Your instructions> Collect all lines below with the string "selected".

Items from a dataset
■ ■ ■ ■ ■

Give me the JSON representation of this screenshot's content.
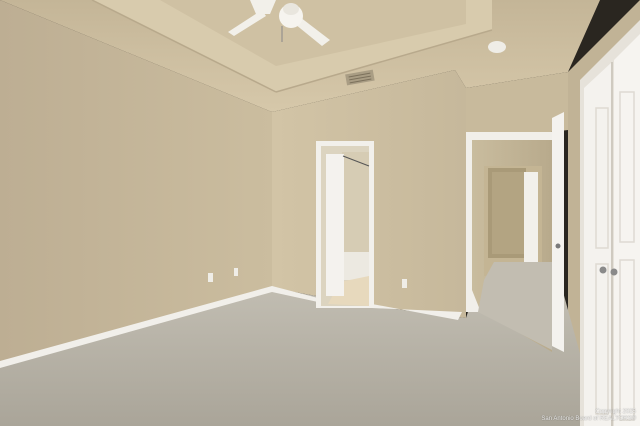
{
  "photo": {
    "subject": "empty bedroom interior",
    "watermark": {
      "line1": "Copyright 2025",
      "line2": "San Antonio Board of REALTORS®"
    }
  },
  "palette": {
    "wall_left": "#c4b69b",
    "wall_back": "#cbbd9f",
    "ceiling": "#cec0a2",
    "floor": "#b8b3a7",
    "trim": "#f3f1ec",
    "door": "#f4f2ee"
  }
}
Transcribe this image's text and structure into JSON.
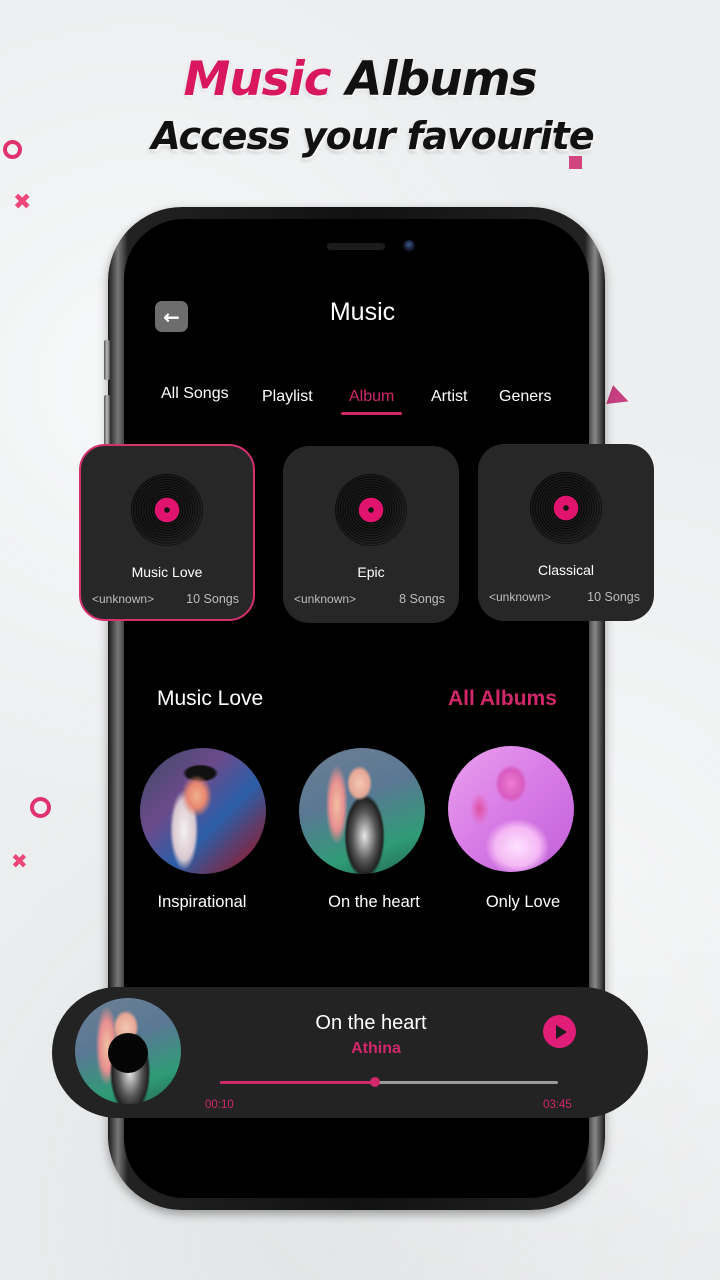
{
  "promo": {
    "title_accent": "Music",
    "title_rest": " Albums",
    "subtitle": "Access your favourite"
  },
  "colors": {
    "accent": "#d0286a",
    "card_bg": "#272727",
    "screen_bg": "#000000",
    "player_bg": "#232323"
  },
  "header": {
    "back_icon": "←",
    "title": "Music"
  },
  "tabs": [
    {
      "label": "All Songs",
      "active": false
    },
    {
      "label": "Playlist",
      "active": false
    },
    {
      "label": "Album",
      "active": true
    },
    {
      "label": "Artist",
      "active": false
    },
    {
      "label": "Geners",
      "active": false
    }
  ],
  "albums": [
    {
      "name": "Music Love",
      "artist": "<unknown>",
      "count": "10 Songs",
      "selected": true
    },
    {
      "name": "Epic",
      "artist": "<unknown>",
      "count": "8 Songs",
      "selected": false
    },
    {
      "name": "Classical",
      "artist": "<unknown>",
      "count": "10 Songs",
      "selected": false
    }
  ],
  "section": {
    "title": "Music Love",
    "link": "All Albums"
  },
  "songs": [
    {
      "label": "Inspirational"
    },
    {
      "label": "On the heart"
    },
    {
      "label": "Only Love"
    }
  ],
  "player": {
    "title": "On the heart",
    "artist": "Athina",
    "elapsed": "00:10",
    "duration": "03:45",
    "progress_percent": 46,
    "play_icon": "play"
  }
}
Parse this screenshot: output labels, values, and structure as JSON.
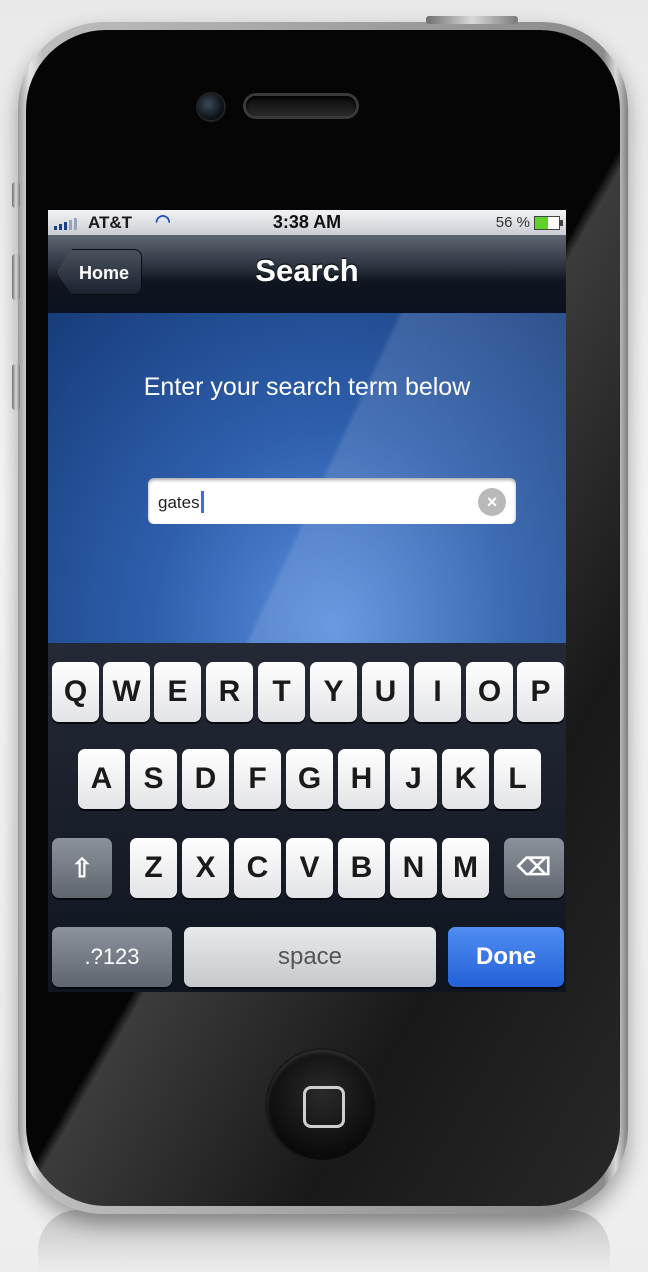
{
  "status_bar": {
    "carrier": "AT&T",
    "time": "3:38 AM",
    "battery_percent": "56 %",
    "battery_level": 0.56,
    "wifi_icon": "wifi-icon",
    "signal_icon": "signal-bars-icon"
  },
  "nav": {
    "back_label": "Home",
    "title": "Search"
  },
  "content": {
    "prompt": "Enter your search term below",
    "search_value": "gates",
    "clear_icon": "clear-circle-icon"
  },
  "keyboard": {
    "row1": [
      "Q",
      "W",
      "E",
      "R",
      "T",
      "Y",
      "U",
      "I",
      "O",
      "P"
    ],
    "row2": [
      "A",
      "S",
      "D",
      "F",
      "G",
      "H",
      "J",
      "K",
      "L"
    ],
    "row3": [
      "Z",
      "X",
      "C",
      "V",
      "B",
      "N",
      "M"
    ],
    "shift_icon": "shift-arrow-icon",
    "delete_icon": "backspace-icon",
    "numbers_label": ".?123",
    "space_label": "space",
    "done_label": "Done"
  },
  "colors": {
    "done_key": "#2461d8",
    "content_bg": "#2e5fad"
  }
}
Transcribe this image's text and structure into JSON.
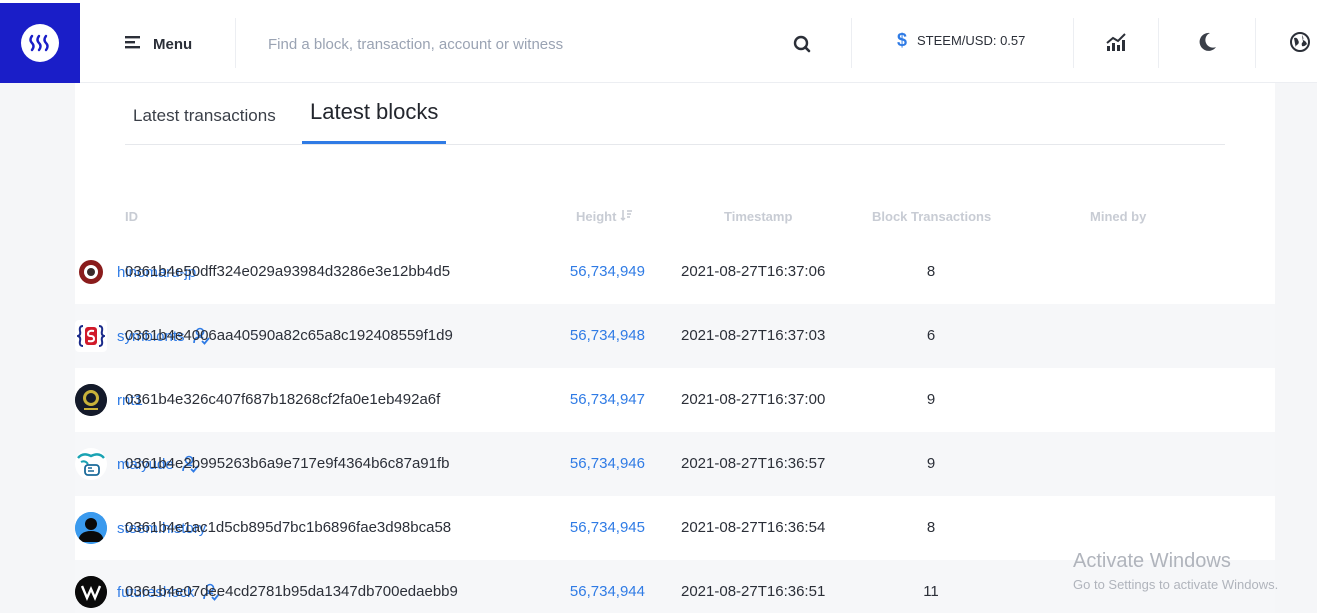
{
  "header": {
    "menu_label": "Menu",
    "search_placeholder": "Find a block, transaction, account or witness",
    "price_label": "STEEM/USD: 0.57",
    "icons": [
      "steem-logo-icon",
      "menu-icon",
      "search-icon",
      "dollar-icon",
      "chart-icon",
      "moon-icon",
      "globe-icon"
    ]
  },
  "tabs": [
    {
      "label": "Latest transactions",
      "active": false
    },
    {
      "label": "Latest blocks",
      "active": true
    }
  ],
  "table": {
    "columns": [
      "ID",
      "Height",
      "Timestamp",
      "Block Transactions",
      "Mined by"
    ],
    "rows": [
      {
        "id": "0361b4e50dff324e029a93984d3286e3e12bb4d5",
        "height": "56,734,949",
        "timestamp": "2021-08-27T16:37:06",
        "tx": "8",
        "miner": "hinomaru-jp",
        "verified": false
      },
      {
        "id": "0361b4e4006aa40590a82c65a8c192408559f1d9",
        "height": "56,734,948",
        "timestamp": "2021-08-27T16:37:03",
        "tx": "6",
        "miner": "symbionts",
        "verified": true
      },
      {
        "id": "0361b4e326c407f687b18268cf2fa0e1eb492a6f",
        "height": "56,734,947",
        "timestamp": "2021-08-27T16:37:00",
        "tx": "9",
        "miner": "rnt1",
        "verified": false
      },
      {
        "id": "0361b4e2b995263b6a9e717e9f4364b6c87a91fb",
        "height": "56,734,946",
        "timestamp": "2021-08-27T16:36:57",
        "tx": "9",
        "miner": "maiyude",
        "verified": true
      },
      {
        "id": "0361b4e1ac1d5cb895d7bc1b6896fae3d98bca58",
        "height": "56,734,945",
        "timestamp": "2021-08-27T16:36:54",
        "tx": "8",
        "miner": "steem.history",
        "verified": false
      },
      {
        "id": "0361b4e07dee4cd2781b95da1347db700edaebb9",
        "height": "56,734,944",
        "timestamp": "2021-08-27T16:36:51",
        "tx": "11",
        "miner": "futureshock",
        "verified": true
      }
    ]
  },
  "watermark": {
    "title": "Activate Windows",
    "subtitle": "Go to Settings to activate Windows."
  },
  "colors": {
    "brand": "#1a1ec8",
    "accent": "#2f7be5",
    "header_text": "#c8ccd4"
  }
}
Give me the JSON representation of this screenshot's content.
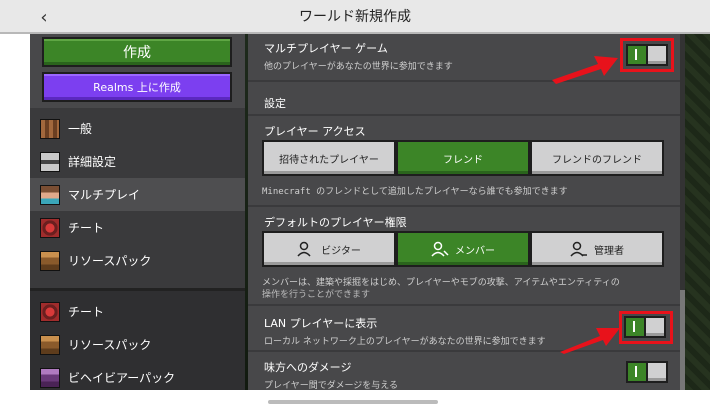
{
  "header": {
    "title": "ワールド新規作成",
    "back_glyph": "‹"
  },
  "sidebar": {
    "create_label": "作成",
    "realms_label": "Realms 上に作成",
    "items": [
      {
        "label": "一般",
        "icon": "command-block-icon"
      },
      {
        "label": "詳細設定",
        "icon": "advanced-settings-icon"
      },
      {
        "label": "マルチプレイ",
        "icon": "player-head-icon",
        "active": true
      },
      {
        "label": "チート",
        "icon": "cheat-icon"
      },
      {
        "label": "リソースパック",
        "icon": "chest-icon"
      }
    ],
    "popup_items": [
      {
        "label": "チート",
        "icon": "cheat-icon"
      },
      {
        "label": "リソースパック",
        "icon": "chest-icon"
      },
      {
        "label": "ビヘイビアーパック",
        "icon": "behavior-pack-icon"
      }
    ]
  },
  "main": {
    "multiplayer": {
      "title": "マルチプレイヤー ゲーム",
      "desc": "他のプレイヤーがあなたの世界に参加できます",
      "on": true
    },
    "settings_heading": "設定",
    "player_access": {
      "title": "プレイヤー アクセス",
      "options": [
        "招待されたプレイヤー",
        "フレンド",
        "フレンドのフレンド"
      ],
      "selected": "フレンド",
      "hint": "Minecraft のフレンドとして追加したプレイヤーなら誰でも参加できます"
    },
    "default_permission": {
      "title": "デフォルトのプレイヤー権限",
      "options": [
        "ビジター",
        "メンバー",
        "管理者"
      ],
      "selected": "メンバー",
      "hint_line1": "メンバーは、建築や採掘をはじめ、プレイヤーやモブの攻撃、アイテムやエンティティの",
      "hint_line2": "操作を行うことができます"
    },
    "lan": {
      "title": "LAN プレイヤーに表示",
      "desc": "ローカル ネットワーク上のプレイヤーがあなたの世界に参加できます",
      "on": true
    },
    "friendly_fire": {
      "title": "味方へのダメージ",
      "desc": "プレイヤー間でダメージを与える",
      "on": true
    }
  },
  "colors": {
    "accent_green": "#3c8527",
    "realms_purple": "#7c3ff0",
    "highlight_red": "#e8121b"
  }
}
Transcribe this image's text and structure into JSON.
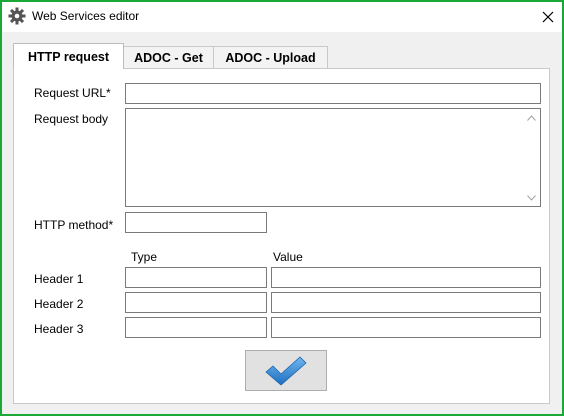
{
  "window": {
    "title": "Web Services editor",
    "accent_color": "#1aa836",
    "icon": "gear-icon",
    "close_icon": "close-icon"
  },
  "tabs": [
    {
      "label": "HTTP request",
      "active": true
    },
    {
      "label": "ADOC - Get",
      "active": false
    },
    {
      "label": "ADOC - Upload",
      "active": false
    }
  ],
  "form": {
    "request_url_label": "Request URL*",
    "request_url_value": "",
    "request_body_label": "Request body",
    "request_body_value": "",
    "http_method_label": "HTTP method*",
    "http_method_value": "",
    "type_header": "Type",
    "value_header": "Value",
    "headers": [
      {
        "label": "Header 1",
        "type": "",
        "value": ""
      },
      {
        "label": "Header 2",
        "type": "",
        "value": ""
      },
      {
        "label": "Header 3",
        "type": "",
        "value": ""
      }
    ]
  },
  "ok_button": {
    "icon": "checkmark-icon",
    "color": "#2a86d6"
  }
}
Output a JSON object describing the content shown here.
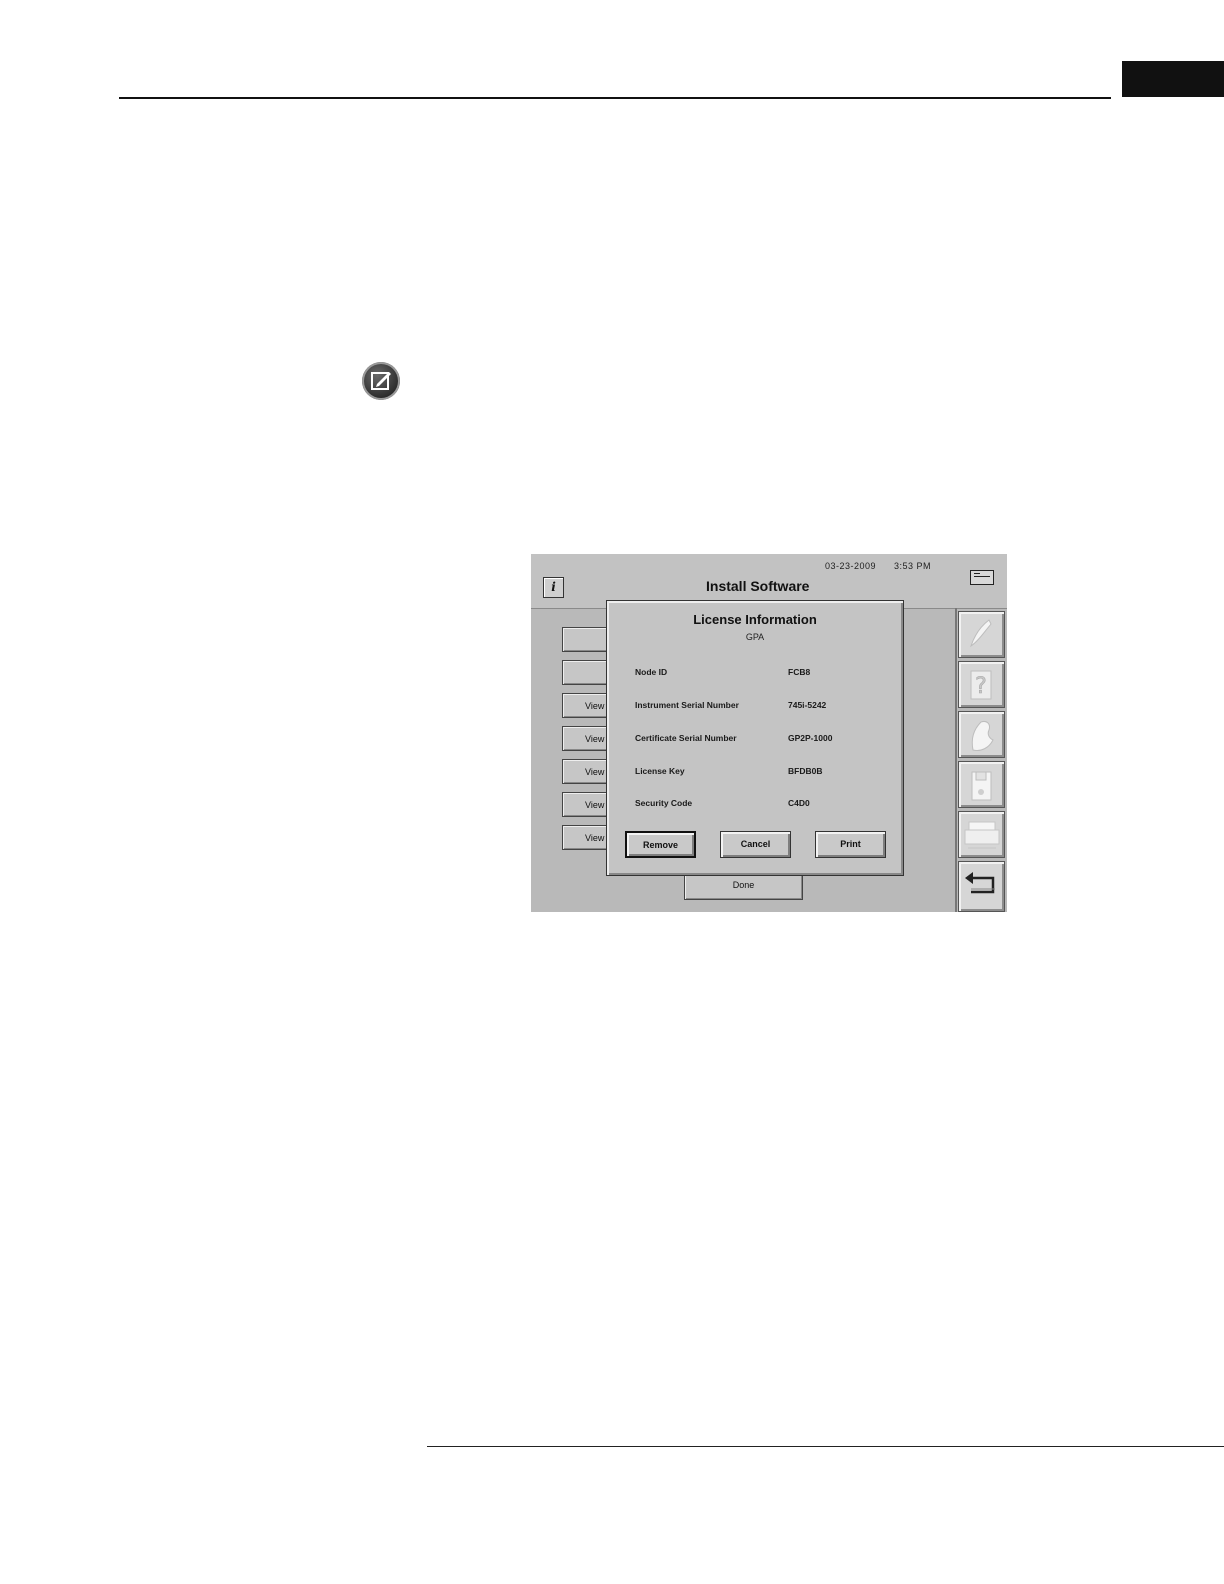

■ ■ ■ ■ ■

Result>
      "selected": true
      "selected": false
      "selected": false
      "selected": "フレンド",
      "selected": "メンバー",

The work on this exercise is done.